Job
Each line that follows is to be retyped exactly.

━━━━━━━━━━━━━━━━━━━━━━━━━━━━━━

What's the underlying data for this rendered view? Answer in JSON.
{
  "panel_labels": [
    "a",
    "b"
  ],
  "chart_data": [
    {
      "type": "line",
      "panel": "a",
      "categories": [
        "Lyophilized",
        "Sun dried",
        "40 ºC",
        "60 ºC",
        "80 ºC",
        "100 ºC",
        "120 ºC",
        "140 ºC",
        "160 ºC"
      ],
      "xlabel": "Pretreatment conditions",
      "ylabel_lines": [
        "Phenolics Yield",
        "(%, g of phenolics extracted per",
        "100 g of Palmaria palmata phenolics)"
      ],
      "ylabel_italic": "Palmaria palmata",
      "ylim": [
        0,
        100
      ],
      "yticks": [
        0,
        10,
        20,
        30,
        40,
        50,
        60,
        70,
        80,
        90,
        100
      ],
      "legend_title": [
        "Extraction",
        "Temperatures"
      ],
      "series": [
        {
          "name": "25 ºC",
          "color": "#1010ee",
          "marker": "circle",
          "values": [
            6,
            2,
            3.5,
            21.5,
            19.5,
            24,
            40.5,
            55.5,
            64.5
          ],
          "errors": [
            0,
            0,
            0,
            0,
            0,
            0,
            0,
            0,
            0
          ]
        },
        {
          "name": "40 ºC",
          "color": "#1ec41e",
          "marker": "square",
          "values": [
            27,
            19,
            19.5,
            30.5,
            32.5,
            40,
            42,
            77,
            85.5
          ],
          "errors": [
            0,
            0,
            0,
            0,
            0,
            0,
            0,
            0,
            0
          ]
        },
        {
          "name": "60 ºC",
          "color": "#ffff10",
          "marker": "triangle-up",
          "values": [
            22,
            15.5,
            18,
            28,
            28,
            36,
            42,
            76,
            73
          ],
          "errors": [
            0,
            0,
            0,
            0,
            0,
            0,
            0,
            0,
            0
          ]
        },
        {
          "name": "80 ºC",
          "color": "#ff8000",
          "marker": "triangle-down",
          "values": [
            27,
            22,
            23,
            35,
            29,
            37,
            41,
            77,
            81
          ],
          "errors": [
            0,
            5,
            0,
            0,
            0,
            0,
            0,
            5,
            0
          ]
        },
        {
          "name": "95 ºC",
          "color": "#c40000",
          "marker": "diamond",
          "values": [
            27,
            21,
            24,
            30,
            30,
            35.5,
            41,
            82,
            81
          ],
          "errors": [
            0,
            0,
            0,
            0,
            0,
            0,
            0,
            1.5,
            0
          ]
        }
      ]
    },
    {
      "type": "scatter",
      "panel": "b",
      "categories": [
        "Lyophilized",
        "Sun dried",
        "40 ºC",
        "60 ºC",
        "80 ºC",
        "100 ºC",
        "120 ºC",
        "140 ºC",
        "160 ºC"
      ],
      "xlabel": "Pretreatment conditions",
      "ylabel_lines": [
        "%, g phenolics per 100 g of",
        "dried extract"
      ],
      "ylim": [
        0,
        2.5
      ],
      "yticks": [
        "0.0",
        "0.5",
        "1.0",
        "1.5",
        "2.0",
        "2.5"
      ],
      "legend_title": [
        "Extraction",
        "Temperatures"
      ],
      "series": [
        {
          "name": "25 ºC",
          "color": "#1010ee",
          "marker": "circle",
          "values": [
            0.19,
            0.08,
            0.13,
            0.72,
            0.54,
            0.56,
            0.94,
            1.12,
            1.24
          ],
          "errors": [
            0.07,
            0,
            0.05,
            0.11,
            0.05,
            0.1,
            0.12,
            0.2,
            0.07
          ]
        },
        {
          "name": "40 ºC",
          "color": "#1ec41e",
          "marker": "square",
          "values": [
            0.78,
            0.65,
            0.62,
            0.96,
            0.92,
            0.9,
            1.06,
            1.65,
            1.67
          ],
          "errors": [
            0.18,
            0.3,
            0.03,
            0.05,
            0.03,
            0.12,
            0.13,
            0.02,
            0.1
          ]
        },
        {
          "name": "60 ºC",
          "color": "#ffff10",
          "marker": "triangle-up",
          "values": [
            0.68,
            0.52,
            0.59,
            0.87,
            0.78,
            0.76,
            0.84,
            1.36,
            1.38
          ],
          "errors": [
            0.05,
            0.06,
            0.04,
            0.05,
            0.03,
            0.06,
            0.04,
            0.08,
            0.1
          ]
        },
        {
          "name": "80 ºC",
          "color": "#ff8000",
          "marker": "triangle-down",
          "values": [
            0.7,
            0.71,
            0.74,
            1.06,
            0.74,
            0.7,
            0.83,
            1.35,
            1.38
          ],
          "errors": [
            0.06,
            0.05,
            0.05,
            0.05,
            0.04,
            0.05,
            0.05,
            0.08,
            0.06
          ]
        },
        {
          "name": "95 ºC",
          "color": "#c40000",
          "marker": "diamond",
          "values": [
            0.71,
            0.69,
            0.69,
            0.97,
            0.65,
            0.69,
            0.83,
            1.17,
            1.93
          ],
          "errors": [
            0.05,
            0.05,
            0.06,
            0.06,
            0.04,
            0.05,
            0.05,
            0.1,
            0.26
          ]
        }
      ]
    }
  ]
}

━━━━━━━━━━━━━━━━━━━━━━━━━━━━━━

Solution
What's the underlying data for this rendered view? Answer in JSON.
{
  "panel_labels": [
    "a",
    "b"
  ],
  "chart_data": [
    {
      "type": "line",
      "panel": "a",
      "categories": [
        "Lyophilized",
        "Sun dried",
        "40 ºC",
        "60 ºC",
        "80 ºC",
        "100 ºC",
        "120 ºC",
        "140 ºC",
        "160 ºC"
      ],
      "xlabel": "Pretreatment conditions",
      "ylabel_lines": [
        "Phenolics Yield",
        "(%, g of phenolics extracted per",
        "100 g of Palmaria palmata phenolics)"
      ],
      "ylabel_italic": "Palmaria palmata",
      "ylim": [
        0,
        100
      ],
      "yticks": [
        0,
        10,
        20,
        30,
        40,
        50,
        60,
        70,
        80,
        90,
        100
      ],
      "legend_title": [
        "Extraction",
        "Temperatures"
      ],
      "series": [
        {
          "name": "25 ºC",
          "color": "#1010ee",
          "marker": "circle",
          "values": [
            6,
            2,
            3.5,
            21.5,
            19.5,
            24,
            40.5,
            55.5,
            64.5
          ],
          "errors": [
            0,
            0,
            0,
            0,
            0,
            0,
            0,
            0,
            0
          ]
        },
        {
          "name": "40 ºC",
          "color": "#1ec41e",
          "marker": "square",
          "values": [
            27,
            19,
            19.5,
            30.5,
            32.5,
            40,
            42,
            77,
            85.5
          ],
          "errors": [
            0,
            0,
            0,
            0,
            0,
            0,
            0,
            0,
            0
          ]
        },
        {
          "name": "60 ºC",
          "color": "#ffff10",
          "marker": "triangle-up",
          "values": [
            22,
            15.5,
            18,
            28,
            28,
            36,
            42,
            76,
            73
          ],
          "errors": [
            0,
            0,
            0,
            0,
            0,
            0,
            0,
            0,
            0
          ]
        },
        {
          "name": "80 ºC",
          "color": "#ff8000",
          "marker": "triangle-down",
          "values": [
            27,
            22,
            23,
            35,
            29,
            37,
            41,
            77,
            81
          ],
          "errors": [
            0,
            5,
            0,
            0,
            0,
            0,
            0,
            5,
            0
          ]
        },
        {
          "name": "95 ºC",
          "color": "#c40000",
          "marker": "diamond",
          "values": [
            27,
            21,
            24,
            30,
            30,
            35.5,
            41,
            82,
            81
          ],
          "errors": [
            0,
            0,
            0,
            0,
            0,
            0,
            0,
            1.5,
            0
          ]
        }
      ]
    },
    {
      "type": "scatter",
      "panel": "b",
      "categories": [
        "Lyophilized",
        "Sun dried",
        "40 ºC",
        "60 ºC",
        "80 ºC",
        "100 ºC",
        "120 ºC",
        "140 ºC",
        "160 ºC"
      ],
      "xlabel": "Pretreatment conditions",
      "ylabel_lines": [
        "%, g phenolics per 100 g of",
        "dried extract"
      ],
      "ylim": [
        0,
        2.5
      ],
      "yticks": [
        "0.0",
        "0.5",
        "1.0",
        "1.5",
        "2.0",
        "2.5"
      ],
      "legend_title": [
        "Extraction",
        "Temperatures"
      ],
      "series": [
        {
          "name": "25 ºC",
          "color": "#1010ee",
          "marker": "circle",
          "values": [
            0.19,
            0.08,
            0.13,
            0.72,
            0.54,
            0.56,
            0.94,
            1.12,
            1.24
          ],
          "errors": [
            0.07,
            0,
            0.05,
            0.11,
            0.05,
            0.1,
            0.12,
            0.2,
            0.07
          ]
        },
        {
          "name": "40 ºC",
          "color": "#1ec41e",
          "marker": "square",
          "values": [
            0.78,
            0.65,
            0.62,
            0.96,
            0.92,
            0.9,
            1.06,
            1.65,
            1.67
          ],
          "errors": [
            0.18,
            0.3,
            0.03,
            0.05,
            0.03,
            0.12,
            0.13,
            0.02,
            0.1
          ]
        },
        {
          "name": "60 ºC",
          "color": "#ffff10",
          "marker": "triangle-up",
          "values": [
            0.68,
            0.52,
            0.59,
            0.87,
            0.78,
            0.76,
            0.84,
            1.36,
            1.38
          ],
          "errors": [
            0.05,
            0.06,
            0.04,
            0.05,
            0.03,
            0.06,
            0.04,
            0.08,
            0.1
          ]
        },
        {
          "name": "80 ºC",
          "color": "#ff8000",
          "marker": "triangle-down",
          "values": [
            0.7,
            0.71,
            0.74,
            1.06,
            0.74,
            0.7,
            0.83,
            1.35,
            1.38
          ],
          "errors": [
            0.06,
            0.05,
            0.05,
            0.05,
            0.04,
            0.05,
            0.05,
            0.08,
            0.06
          ]
        },
        {
          "name": "95 ºC",
          "color": "#c40000",
          "marker": "diamond",
          "values": [
            0.71,
            0.69,
            0.69,
            0.97,
            0.65,
            0.69,
            0.83,
            1.17,
            1.93
          ],
          "errors": [
            0.05,
            0.05,
            0.06,
            0.06,
            0.04,
            0.05,
            0.05,
            0.1,
            0.26
          ]
        }
      ]
    }
  ]
}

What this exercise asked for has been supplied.